• Problem description
Gather each line of the records where "size" appears.

• Listing

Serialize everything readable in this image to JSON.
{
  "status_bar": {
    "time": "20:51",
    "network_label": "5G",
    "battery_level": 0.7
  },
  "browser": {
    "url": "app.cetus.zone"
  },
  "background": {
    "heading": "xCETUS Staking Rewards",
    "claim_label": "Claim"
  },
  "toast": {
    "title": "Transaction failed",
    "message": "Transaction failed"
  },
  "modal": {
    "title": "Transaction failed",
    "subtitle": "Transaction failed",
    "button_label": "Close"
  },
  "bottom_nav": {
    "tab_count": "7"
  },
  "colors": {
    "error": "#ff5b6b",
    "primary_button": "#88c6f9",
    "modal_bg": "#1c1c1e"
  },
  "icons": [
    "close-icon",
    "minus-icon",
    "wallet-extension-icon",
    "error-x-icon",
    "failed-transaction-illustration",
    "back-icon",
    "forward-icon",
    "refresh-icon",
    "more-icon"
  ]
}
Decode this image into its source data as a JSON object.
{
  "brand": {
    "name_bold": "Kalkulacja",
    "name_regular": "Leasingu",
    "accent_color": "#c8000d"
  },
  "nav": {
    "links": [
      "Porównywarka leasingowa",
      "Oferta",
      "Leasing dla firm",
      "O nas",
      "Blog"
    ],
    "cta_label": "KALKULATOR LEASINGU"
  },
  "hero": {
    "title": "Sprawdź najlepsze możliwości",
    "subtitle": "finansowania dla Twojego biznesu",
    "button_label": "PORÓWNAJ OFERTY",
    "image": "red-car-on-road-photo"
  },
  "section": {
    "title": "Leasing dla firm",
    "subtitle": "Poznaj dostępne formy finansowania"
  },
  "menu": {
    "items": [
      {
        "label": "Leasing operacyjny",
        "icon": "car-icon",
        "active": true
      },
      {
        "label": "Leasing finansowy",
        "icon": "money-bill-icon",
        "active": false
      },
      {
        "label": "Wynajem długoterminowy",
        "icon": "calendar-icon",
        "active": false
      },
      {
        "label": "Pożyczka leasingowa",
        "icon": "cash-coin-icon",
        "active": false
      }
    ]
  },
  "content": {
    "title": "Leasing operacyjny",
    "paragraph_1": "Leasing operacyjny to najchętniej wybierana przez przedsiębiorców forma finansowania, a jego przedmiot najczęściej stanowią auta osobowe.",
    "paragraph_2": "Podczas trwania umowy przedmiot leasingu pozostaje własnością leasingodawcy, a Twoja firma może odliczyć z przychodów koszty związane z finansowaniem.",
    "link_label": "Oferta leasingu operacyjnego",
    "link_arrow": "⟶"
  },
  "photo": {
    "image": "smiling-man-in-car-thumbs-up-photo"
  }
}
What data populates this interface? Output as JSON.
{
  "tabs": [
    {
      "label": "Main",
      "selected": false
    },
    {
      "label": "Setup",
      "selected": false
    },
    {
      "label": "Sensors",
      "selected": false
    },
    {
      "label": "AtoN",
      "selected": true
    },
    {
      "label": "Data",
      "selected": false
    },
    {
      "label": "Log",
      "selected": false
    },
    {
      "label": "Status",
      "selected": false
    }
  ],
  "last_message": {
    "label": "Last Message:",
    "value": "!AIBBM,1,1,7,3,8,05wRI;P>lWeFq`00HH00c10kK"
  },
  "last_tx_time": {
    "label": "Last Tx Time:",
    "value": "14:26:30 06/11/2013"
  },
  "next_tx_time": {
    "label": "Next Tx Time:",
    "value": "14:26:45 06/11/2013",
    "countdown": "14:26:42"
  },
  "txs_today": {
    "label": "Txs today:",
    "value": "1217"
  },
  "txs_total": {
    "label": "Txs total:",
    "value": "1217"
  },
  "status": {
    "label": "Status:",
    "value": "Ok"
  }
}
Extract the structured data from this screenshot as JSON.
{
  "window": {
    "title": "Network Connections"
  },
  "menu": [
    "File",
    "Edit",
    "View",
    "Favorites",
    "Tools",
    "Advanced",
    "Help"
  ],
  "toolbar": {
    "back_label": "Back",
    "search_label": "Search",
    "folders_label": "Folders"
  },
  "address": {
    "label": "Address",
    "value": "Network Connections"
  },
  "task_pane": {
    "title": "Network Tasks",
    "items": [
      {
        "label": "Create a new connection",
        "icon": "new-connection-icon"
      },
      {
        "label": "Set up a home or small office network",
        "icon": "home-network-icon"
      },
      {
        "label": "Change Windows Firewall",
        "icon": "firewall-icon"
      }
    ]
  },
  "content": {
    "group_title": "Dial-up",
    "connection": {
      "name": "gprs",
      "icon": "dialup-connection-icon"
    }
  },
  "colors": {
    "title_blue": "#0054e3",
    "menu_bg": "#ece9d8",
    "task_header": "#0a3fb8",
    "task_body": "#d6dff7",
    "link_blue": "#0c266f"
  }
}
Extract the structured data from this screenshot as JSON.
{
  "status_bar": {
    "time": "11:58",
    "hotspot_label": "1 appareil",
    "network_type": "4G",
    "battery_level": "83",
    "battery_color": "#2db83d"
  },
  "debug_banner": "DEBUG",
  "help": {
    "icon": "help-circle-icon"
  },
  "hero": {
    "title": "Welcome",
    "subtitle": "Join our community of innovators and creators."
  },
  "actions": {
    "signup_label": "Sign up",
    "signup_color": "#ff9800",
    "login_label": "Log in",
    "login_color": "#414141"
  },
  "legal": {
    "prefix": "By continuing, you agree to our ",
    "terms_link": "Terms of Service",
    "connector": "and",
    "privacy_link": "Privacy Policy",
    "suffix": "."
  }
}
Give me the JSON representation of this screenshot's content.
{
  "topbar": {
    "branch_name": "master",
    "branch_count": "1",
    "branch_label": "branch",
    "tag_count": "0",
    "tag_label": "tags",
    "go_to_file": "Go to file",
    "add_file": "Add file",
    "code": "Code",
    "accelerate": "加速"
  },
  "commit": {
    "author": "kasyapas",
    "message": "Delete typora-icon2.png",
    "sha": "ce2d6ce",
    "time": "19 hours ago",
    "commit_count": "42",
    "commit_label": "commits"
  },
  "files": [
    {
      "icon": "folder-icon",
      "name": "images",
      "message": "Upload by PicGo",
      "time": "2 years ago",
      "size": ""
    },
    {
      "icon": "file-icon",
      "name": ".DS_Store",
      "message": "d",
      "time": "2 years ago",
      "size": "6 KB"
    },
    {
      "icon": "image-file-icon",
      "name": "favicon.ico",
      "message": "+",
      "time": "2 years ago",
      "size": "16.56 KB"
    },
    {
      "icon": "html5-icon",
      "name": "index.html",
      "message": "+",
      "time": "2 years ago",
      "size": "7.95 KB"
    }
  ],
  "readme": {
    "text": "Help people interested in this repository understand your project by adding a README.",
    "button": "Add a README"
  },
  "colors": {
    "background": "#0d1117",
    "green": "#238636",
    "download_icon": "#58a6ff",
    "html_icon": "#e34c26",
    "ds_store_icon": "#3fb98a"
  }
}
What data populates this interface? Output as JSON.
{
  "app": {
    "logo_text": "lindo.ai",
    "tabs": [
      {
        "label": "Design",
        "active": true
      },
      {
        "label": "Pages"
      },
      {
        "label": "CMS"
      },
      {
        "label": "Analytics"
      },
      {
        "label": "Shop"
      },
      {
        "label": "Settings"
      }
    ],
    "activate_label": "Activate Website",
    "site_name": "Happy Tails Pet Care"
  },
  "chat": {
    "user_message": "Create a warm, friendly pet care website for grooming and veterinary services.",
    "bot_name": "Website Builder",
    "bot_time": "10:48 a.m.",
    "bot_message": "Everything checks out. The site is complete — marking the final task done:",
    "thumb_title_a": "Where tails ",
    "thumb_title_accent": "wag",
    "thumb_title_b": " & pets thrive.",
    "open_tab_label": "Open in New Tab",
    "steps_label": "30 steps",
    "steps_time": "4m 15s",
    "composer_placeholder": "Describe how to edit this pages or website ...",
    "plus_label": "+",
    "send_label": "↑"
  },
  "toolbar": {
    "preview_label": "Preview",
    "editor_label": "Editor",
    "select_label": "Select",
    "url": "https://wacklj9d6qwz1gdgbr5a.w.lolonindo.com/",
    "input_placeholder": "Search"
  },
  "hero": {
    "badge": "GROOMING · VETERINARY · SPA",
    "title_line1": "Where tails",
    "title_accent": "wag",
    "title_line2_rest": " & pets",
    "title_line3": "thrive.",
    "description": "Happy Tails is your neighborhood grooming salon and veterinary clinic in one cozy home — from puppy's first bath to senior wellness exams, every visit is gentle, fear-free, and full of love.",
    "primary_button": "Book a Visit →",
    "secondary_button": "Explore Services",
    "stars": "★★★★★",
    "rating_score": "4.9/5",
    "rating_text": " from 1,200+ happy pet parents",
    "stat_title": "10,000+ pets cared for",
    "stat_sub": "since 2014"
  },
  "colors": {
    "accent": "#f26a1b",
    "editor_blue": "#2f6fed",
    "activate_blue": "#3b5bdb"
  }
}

• Answer for the task
      "size": ""
      "size": "6 KB"
      "size": "16.56 KB"
      "size": "7.95 KB"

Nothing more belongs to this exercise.